[PROBLEM STATEMENT]
Count how many lines of the data include "Franconville". The answer is that number and nothing else.

[Saved data entries]
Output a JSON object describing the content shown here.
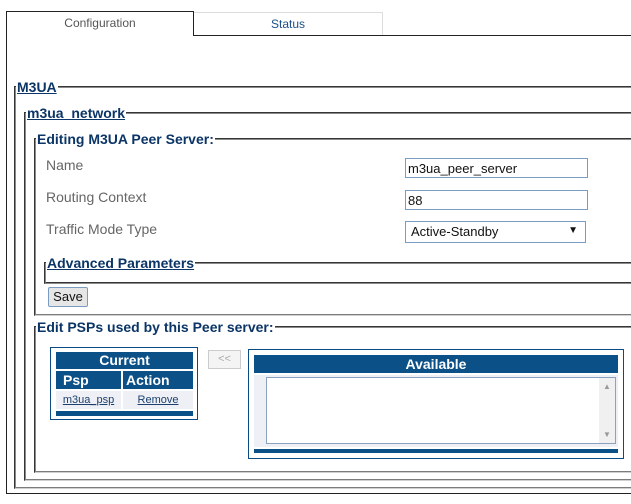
{
  "tabs": [
    {
      "label": "Configuration",
      "active": true
    },
    {
      "label": "Status",
      "active": false
    }
  ],
  "sections": {
    "m3ua": "M3UA",
    "network": "m3ua_network",
    "editing": "Editing M3UA Peer Server:",
    "advanced": "Advanced Parameters",
    "psps": "Edit PSPs used by this Peer server:"
  },
  "form": {
    "name_label": "Name",
    "name_value": "m3ua_peer_server",
    "routing_label": "Routing Context",
    "routing_value": "88",
    "traffic_label": "Traffic Mode Type",
    "traffic_value": "Active-Standby",
    "save_label": "Save"
  },
  "current": {
    "title": "Current",
    "columns": [
      "Psp",
      "Action"
    ],
    "rows": [
      {
        "psp": "m3ua_psp",
        "action": "Remove"
      }
    ]
  },
  "move_button": "<<",
  "available": {
    "title": "Available",
    "items": []
  },
  "colors": {
    "header_blue": "#0b5087",
    "legend_blue": "#0b3566"
  }
}
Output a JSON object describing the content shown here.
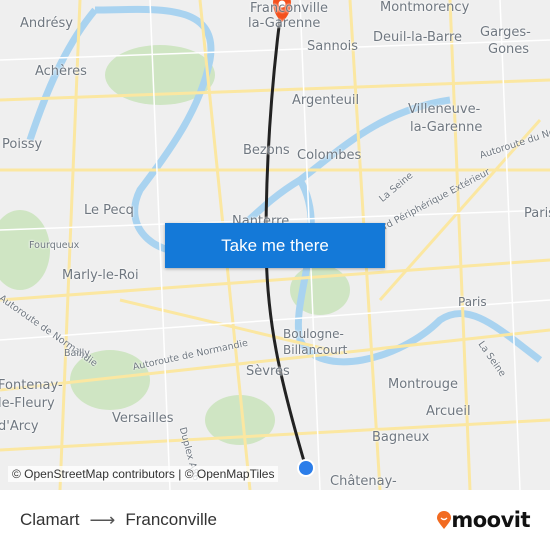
{
  "map": {
    "labels": [
      {
        "text": "Franconville",
        "cls": ""
      },
      {
        "text": "la-Garenne",
        "cls": ""
      },
      {
        "text": "Montmorency",
        "cls": ""
      },
      {
        "text": "Andrésy",
        "cls": ""
      },
      {
        "text": "Sannois",
        "cls": ""
      },
      {
        "text": "Deuil-la-Barre",
        "cls": ""
      },
      {
        "text": "Garges-",
        "cls": ""
      },
      {
        "text": "Gones",
        "cls": ""
      },
      {
        "text": "Achères",
        "cls": ""
      },
      {
        "text": "Argenteuil",
        "cls": "md"
      },
      {
        "text": "Villeneuve-",
        "cls": ""
      },
      {
        "text": "la-Garenne",
        "cls": ""
      },
      {
        "text": "Poissy",
        "cls": ""
      },
      {
        "text": "Bezons",
        "cls": ""
      },
      {
        "text": "Colombes",
        "cls": ""
      },
      {
        "text": "Autoroute du Nord",
        "cls": "sm"
      },
      {
        "text": "La Seine",
        "cls": "sm"
      },
      {
        "text": "Le Pecq",
        "cls": ""
      },
      {
        "text": "Boulevard Périphérique Extérieur",
        "cls": "sm"
      },
      {
        "text": "Paris",
        "cls": ""
      },
      {
        "text": "Nanterre",
        "cls": ""
      },
      {
        "text": "Fourqueux",
        "cls": "sm"
      },
      {
        "text": "Marly-le-Roi",
        "cls": ""
      },
      {
        "text": "Paris",
        "cls": "md"
      },
      {
        "text": "Autoroute de Normandie",
        "cls": "sm"
      },
      {
        "text": "Boulogne-",
        "cls": "md"
      },
      {
        "text": "Billancourt",
        "cls": "md"
      },
      {
        "text": "La Seine",
        "cls": "sm"
      },
      {
        "text": "Bailly",
        "cls": "sm"
      },
      {
        "text": "Autoroute de Normandie",
        "cls": "sm"
      },
      {
        "text": "Sèvres",
        "cls": ""
      },
      {
        "text": "Fontenay-",
        "cls": ""
      },
      {
        "text": "le-Fleury",
        "cls": ""
      },
      {
        "text": "Montrouge",
        "cls": ""
      },
      {
        "text": "Versailles",
        "cls": ""
      },
      {
        "text": "Duplex A86",
        "cls": "sm"
      },
      {
        "text": "Arcueil",
        "cls": ""
      },
      {
        "text": "d'Arcy",
        "cls": ""
      },
      {
        "text": "Bagneux",
        "cls": ""
      },
      {
        "text": "Châtenay-",
        "cls": ""
      }
    ],
    "route_color": "#222222",
    "destination_pin_color": "#f4511e",
    "origin_dot_color": "#2b7de9",
    "water_color": "#a9d3f0",
    "park_color": "#cfe5c3",
    "road_color": "#fbe7a1"
  },
  "cta": {
    "label": "Take me there"
  },
  "attribution": "© OpenStreetMap contributors | © OpenMapTiles",
  "footer": {
    "from": "Clamart",
    "to": "Franconville",
    "arrow": "⟶"
  },
  "brand": {
    "name": "moovit",
    "color": "#f26b21"
  }
}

[SOLUTION]
2